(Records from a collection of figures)
----
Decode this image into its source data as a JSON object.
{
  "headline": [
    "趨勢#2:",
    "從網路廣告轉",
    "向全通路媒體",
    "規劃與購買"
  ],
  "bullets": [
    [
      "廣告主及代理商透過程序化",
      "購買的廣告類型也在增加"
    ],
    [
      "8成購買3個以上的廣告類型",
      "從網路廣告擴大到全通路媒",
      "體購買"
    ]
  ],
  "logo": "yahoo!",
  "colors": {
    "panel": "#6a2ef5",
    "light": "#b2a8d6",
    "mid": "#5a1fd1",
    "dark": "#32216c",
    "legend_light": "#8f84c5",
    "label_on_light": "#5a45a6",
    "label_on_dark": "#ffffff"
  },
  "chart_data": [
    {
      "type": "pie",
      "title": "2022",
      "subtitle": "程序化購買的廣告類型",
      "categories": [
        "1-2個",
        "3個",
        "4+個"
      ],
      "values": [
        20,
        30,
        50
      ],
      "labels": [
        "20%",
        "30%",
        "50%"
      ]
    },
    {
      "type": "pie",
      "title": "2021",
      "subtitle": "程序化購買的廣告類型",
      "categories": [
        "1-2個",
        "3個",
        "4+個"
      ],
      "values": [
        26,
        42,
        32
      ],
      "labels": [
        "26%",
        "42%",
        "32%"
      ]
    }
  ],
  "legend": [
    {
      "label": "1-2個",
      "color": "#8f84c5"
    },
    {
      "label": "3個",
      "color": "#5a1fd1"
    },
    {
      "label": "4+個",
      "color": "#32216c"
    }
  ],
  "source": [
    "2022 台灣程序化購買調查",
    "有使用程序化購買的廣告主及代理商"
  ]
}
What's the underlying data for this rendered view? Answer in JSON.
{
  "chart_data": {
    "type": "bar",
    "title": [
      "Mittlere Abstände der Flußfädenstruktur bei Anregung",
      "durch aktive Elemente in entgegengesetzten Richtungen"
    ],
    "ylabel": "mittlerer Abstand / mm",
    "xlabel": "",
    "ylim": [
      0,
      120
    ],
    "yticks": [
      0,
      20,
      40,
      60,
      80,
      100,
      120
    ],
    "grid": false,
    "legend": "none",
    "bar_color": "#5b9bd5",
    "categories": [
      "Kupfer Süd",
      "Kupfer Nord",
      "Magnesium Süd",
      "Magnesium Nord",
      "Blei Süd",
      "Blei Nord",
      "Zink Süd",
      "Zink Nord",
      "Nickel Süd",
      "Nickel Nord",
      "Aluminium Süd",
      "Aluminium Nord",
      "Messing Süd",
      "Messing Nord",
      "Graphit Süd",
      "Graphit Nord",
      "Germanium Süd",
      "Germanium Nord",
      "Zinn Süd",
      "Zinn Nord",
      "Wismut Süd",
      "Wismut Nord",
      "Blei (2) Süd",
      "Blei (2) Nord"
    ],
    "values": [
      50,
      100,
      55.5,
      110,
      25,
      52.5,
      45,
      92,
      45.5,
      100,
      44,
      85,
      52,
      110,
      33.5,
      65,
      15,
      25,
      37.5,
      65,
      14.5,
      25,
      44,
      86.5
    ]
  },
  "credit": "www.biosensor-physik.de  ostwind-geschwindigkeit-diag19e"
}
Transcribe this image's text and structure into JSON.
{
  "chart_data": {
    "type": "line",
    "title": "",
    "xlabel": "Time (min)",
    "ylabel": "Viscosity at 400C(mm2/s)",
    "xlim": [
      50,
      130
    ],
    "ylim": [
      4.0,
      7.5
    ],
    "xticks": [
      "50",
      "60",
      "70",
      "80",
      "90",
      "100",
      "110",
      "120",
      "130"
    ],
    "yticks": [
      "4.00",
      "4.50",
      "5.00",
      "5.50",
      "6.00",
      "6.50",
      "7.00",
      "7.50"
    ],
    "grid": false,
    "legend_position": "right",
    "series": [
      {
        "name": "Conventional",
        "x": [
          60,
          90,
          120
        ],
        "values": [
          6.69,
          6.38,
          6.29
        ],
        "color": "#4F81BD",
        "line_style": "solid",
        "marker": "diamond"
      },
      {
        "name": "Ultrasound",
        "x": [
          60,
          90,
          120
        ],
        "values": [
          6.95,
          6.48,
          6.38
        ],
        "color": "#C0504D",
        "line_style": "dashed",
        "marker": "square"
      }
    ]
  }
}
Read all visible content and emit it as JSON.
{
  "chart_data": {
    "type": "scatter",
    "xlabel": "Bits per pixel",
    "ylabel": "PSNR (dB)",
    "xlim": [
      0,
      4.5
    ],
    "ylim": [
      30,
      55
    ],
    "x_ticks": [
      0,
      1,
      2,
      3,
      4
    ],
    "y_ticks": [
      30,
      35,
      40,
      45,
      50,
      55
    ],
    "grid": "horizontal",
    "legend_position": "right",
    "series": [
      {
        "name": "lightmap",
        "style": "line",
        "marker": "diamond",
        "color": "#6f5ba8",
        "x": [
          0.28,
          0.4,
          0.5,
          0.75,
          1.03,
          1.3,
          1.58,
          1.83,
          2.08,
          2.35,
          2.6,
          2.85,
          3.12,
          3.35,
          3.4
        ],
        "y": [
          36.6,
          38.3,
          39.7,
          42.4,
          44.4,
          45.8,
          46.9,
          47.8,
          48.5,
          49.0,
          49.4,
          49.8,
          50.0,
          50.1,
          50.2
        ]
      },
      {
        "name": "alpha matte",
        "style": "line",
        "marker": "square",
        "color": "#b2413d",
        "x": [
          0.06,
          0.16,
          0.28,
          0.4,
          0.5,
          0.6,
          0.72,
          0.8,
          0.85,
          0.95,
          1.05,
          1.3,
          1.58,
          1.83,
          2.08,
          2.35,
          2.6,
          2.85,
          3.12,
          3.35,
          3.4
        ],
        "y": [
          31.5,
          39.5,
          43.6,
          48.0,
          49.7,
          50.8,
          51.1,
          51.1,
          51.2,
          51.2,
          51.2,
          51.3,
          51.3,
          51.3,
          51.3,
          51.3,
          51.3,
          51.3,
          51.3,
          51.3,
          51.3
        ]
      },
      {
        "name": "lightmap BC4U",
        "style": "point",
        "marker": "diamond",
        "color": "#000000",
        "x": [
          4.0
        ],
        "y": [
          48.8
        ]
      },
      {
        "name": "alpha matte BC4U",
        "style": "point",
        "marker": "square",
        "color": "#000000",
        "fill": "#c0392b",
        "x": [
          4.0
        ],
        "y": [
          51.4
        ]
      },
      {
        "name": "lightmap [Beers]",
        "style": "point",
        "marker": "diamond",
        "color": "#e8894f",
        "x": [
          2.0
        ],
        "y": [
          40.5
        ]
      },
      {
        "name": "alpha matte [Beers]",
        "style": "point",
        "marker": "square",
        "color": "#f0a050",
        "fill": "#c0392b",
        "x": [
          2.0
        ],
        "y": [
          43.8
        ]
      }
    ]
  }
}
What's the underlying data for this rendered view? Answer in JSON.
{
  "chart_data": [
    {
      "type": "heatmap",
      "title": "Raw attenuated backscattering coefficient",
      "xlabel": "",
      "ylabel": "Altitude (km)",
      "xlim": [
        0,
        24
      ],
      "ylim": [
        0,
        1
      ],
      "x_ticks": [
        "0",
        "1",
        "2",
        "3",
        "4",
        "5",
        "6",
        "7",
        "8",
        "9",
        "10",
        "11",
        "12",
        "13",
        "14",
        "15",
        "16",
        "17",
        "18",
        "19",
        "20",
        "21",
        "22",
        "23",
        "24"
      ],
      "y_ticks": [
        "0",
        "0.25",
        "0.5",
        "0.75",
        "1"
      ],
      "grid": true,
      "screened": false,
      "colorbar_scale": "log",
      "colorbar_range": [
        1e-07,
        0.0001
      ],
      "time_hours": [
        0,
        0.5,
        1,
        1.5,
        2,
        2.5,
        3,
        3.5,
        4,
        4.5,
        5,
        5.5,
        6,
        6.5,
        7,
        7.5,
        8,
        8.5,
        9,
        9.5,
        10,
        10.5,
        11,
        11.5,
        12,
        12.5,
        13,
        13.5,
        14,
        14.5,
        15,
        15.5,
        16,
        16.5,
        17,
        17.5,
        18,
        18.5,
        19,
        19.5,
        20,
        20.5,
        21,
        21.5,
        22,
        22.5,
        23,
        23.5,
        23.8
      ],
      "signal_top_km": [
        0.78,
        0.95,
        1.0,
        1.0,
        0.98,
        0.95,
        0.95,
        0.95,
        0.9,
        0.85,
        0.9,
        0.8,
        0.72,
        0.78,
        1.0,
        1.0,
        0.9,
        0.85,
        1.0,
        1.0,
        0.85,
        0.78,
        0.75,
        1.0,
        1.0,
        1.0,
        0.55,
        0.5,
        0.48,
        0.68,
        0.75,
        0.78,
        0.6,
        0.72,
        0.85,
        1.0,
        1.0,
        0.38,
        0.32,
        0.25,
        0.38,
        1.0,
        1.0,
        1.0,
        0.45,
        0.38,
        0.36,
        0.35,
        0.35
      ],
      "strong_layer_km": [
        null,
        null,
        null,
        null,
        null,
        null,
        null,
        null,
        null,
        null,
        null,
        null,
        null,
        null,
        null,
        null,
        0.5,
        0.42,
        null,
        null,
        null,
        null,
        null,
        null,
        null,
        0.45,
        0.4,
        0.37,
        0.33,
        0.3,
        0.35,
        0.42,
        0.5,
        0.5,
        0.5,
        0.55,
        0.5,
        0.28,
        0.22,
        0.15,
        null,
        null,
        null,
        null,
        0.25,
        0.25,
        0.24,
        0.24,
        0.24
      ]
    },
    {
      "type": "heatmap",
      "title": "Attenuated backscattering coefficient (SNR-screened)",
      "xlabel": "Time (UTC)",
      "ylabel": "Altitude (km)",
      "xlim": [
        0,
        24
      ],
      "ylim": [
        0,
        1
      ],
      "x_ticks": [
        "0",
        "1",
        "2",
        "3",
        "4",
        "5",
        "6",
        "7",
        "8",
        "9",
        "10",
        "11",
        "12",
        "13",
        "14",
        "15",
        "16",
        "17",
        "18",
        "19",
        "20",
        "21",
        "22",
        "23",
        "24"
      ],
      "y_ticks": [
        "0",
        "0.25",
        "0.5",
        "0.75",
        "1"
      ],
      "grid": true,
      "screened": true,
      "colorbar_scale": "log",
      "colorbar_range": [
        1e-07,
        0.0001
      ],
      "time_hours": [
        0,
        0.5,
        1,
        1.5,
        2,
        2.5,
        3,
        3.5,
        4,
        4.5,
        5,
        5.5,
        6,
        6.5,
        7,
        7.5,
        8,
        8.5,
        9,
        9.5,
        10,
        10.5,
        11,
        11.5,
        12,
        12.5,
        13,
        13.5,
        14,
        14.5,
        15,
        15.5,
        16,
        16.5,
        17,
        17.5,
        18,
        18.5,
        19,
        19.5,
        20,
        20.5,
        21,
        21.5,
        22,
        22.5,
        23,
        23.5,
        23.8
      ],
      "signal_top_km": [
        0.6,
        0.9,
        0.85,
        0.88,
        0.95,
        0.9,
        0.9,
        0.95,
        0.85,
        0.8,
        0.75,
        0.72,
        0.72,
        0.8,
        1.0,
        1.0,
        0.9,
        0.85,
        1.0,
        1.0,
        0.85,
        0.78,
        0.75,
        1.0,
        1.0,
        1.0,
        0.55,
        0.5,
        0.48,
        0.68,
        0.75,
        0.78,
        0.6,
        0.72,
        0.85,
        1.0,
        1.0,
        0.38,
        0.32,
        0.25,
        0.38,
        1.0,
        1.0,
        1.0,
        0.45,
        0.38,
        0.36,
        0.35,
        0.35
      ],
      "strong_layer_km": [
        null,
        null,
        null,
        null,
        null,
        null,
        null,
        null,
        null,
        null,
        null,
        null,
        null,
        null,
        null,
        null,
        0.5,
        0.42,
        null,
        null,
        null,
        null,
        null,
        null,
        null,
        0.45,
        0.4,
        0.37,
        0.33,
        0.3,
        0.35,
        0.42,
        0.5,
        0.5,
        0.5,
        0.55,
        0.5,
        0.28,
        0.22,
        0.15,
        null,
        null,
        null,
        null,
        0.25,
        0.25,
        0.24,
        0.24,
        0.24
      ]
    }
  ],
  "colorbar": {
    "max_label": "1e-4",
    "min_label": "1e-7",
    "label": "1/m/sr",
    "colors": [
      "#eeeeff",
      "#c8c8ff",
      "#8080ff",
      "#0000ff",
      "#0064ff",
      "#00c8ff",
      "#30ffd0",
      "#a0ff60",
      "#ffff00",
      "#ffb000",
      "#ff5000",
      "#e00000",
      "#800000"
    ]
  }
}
----
▸ EXERCISE DETAILS:
Filter the entries and copy out every line with the word "Beers".

▸ RESPONSE BELOW:
        "name": "lightmap [Beers]",
        "name": "alpha matte [Beers]",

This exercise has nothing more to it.